>> Start Exercise data

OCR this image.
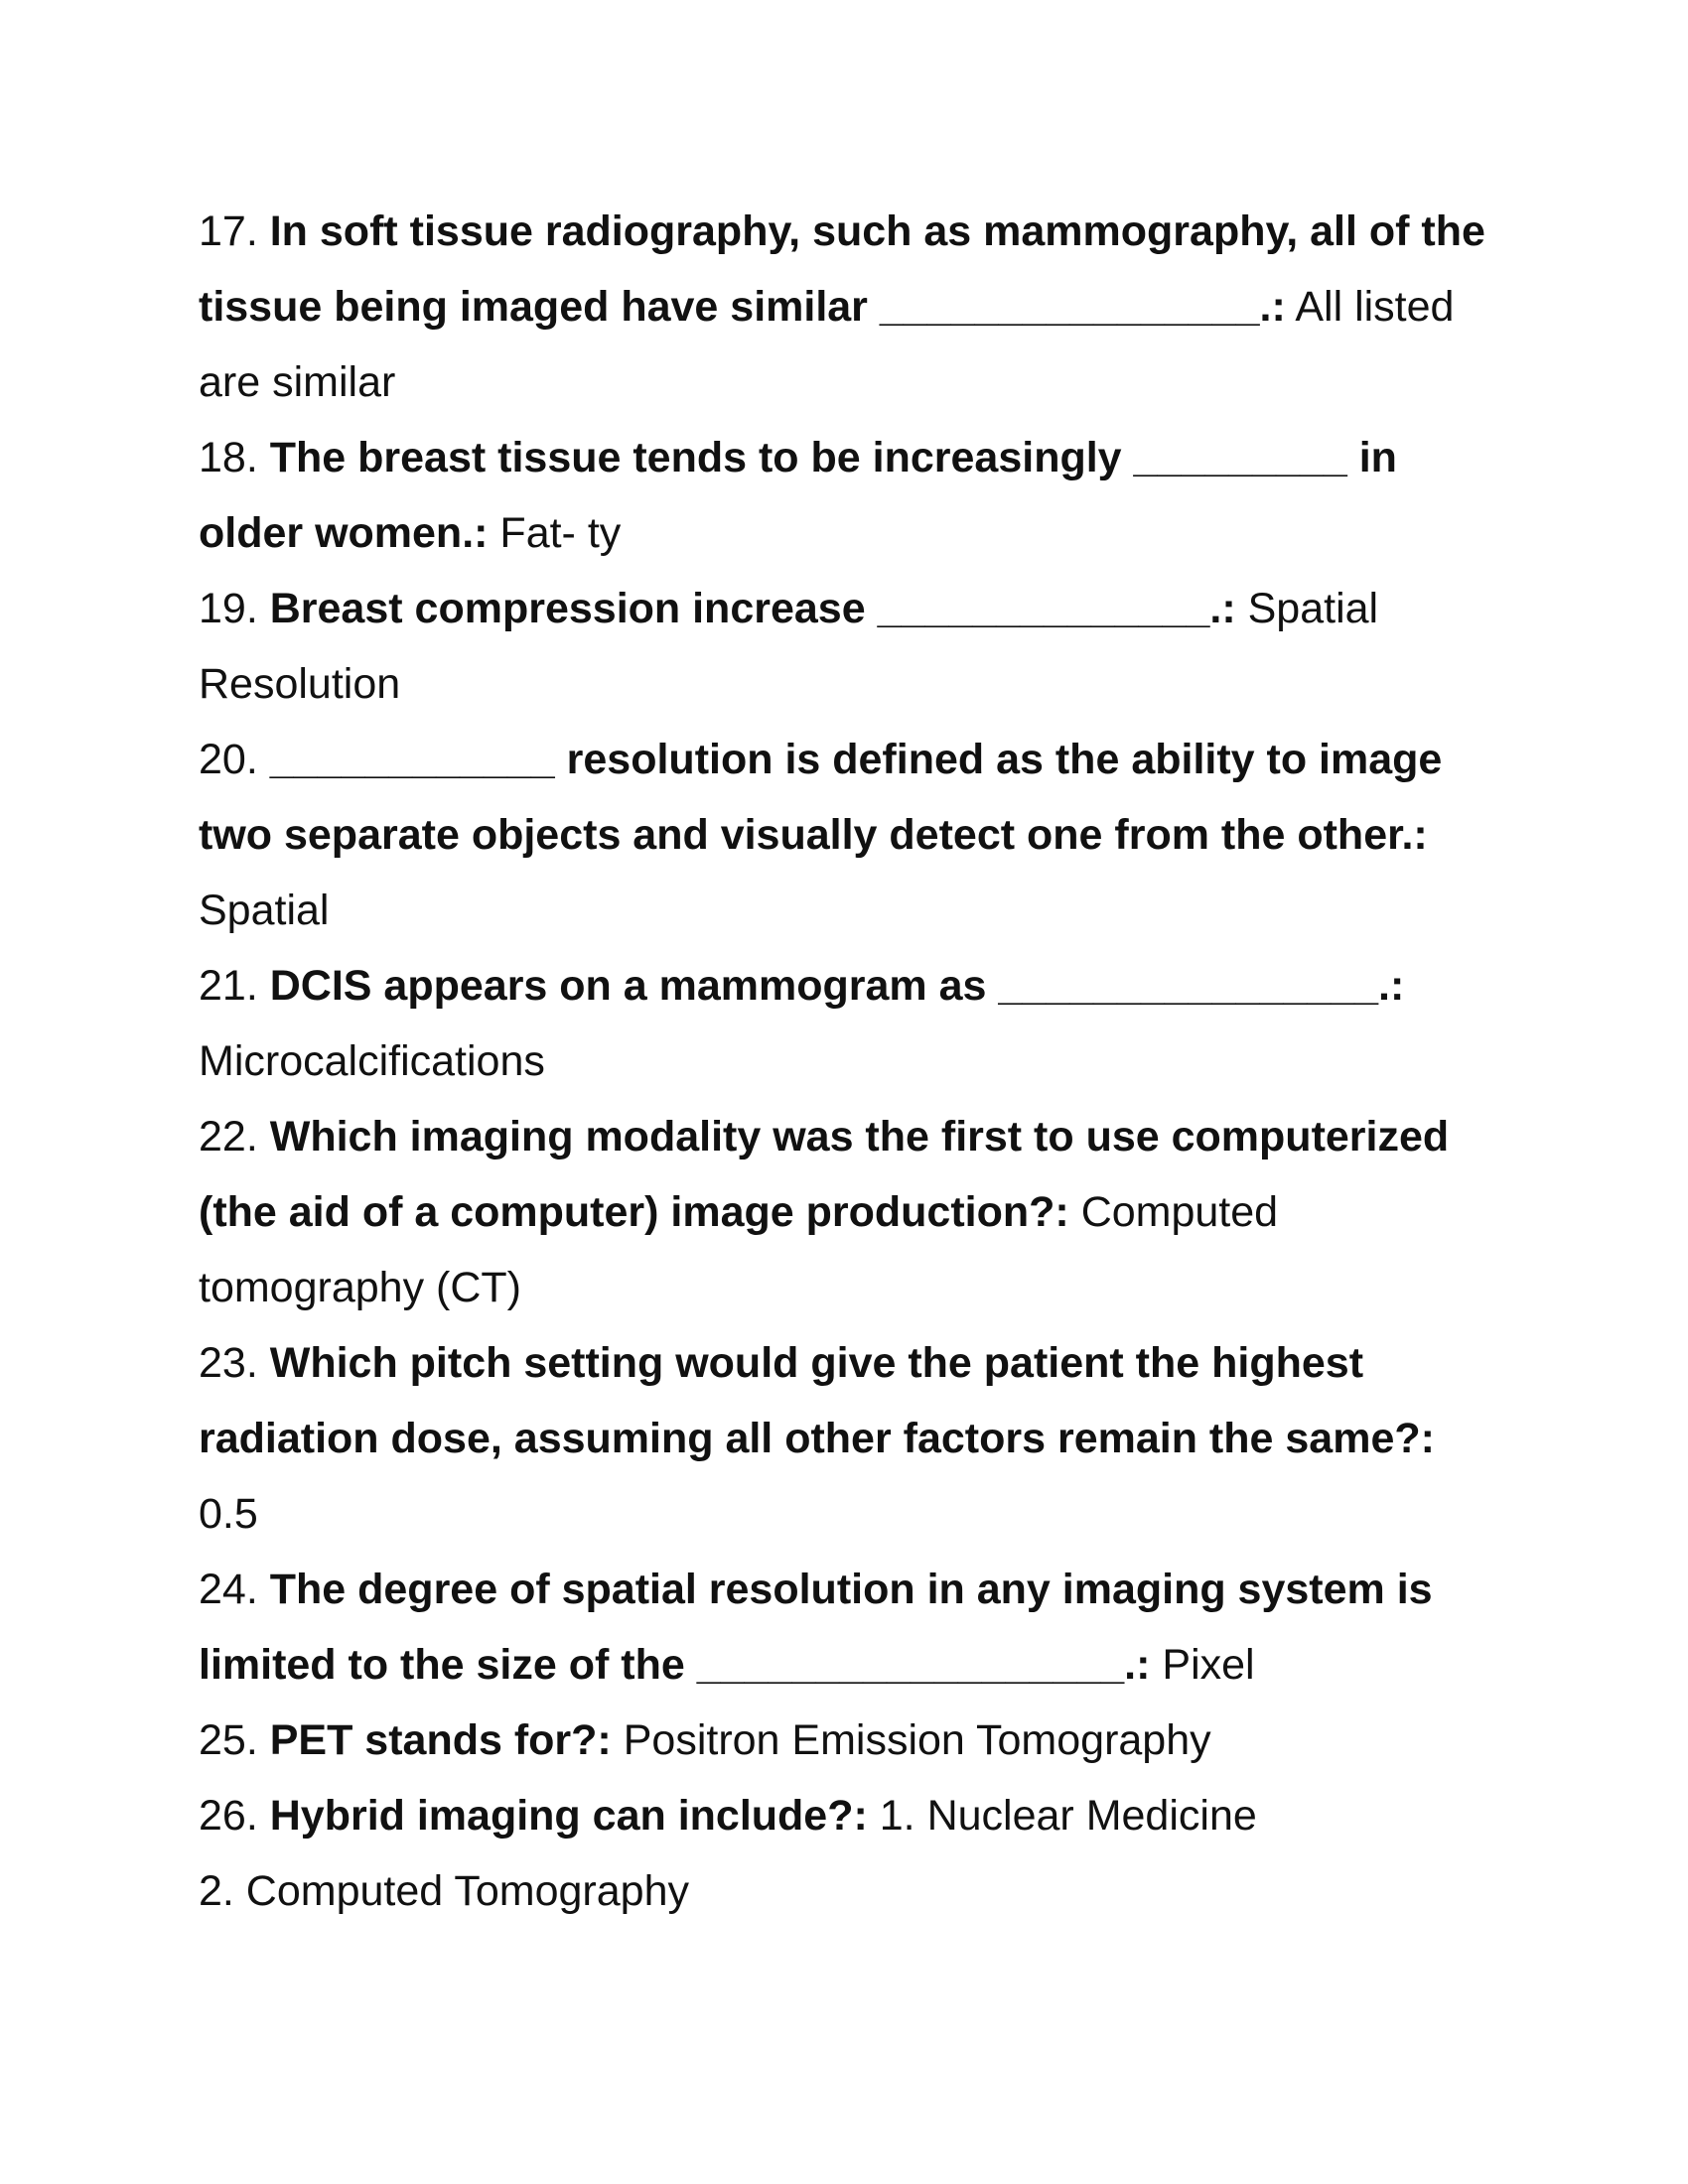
17. In soft tissue radiography, such as mammography, all of the tissue being imaged have similar ________________.: All listed are similar

18. The breast tissue tends to be increasingly _________ in older women.: Fat- ty

19. Breast compression increase ______________.: Spatial Resolution

20. ____________ resolution is defined as the ability to image two separate objects and visually detect one from the other.: Spatial

21. DCIS appears on a mammogram as ________________.: Microcalcifications

22. Which imaging modality was the first to use computerized (the aid of a computer) image production?: Computed tomography (CT)

23. Which pitch setting would give the patient the highest radiation dose, assuming all other factors remain the same?: 0.5

24. The degree of spatial resolution in any imaging system is limited to the size of the __________________.: Pixel

25. PET stands for?: Positron Emission Tomography

26. Hybrid imaging can include?: 1. Nuclear Medicine

2. Computed Tomography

>> End Exercise data

What is needed
The records above need to be given again exactly. Omit the pictures.

Full output
OCR this image.
17. In soft tissue radiography, such as mammography, all of the tissue being imaged have similar ________________.: All listed are similar

18. The breast tissue tends to be increasingly _________ in older women.: Fat- ty

19. Breast compression increase ______________.: Spatial Resolution

20. ____________ resolution is defined as the ability to image two separate objects and visually detect one from the other.: Spatial

21. DCIS appears on a mammogram as ________________.: Microcalcifications

22. Which imaging modality was the first to use computerized (the aid of a computer) image production?: Computed tomography (CT)

23. Which pitch setting would give the patient the highest radiation dose, assuming all other factors remain the same?: 0.5

24. The degree of spatial resolution in any imaging system is limited to the size of the __________________.: Pixel

25. PET stands for?: Positron Emission Tomography

26. Hybrid imaging can include?: 1. Nuclear Medicine

2. Computed Tomography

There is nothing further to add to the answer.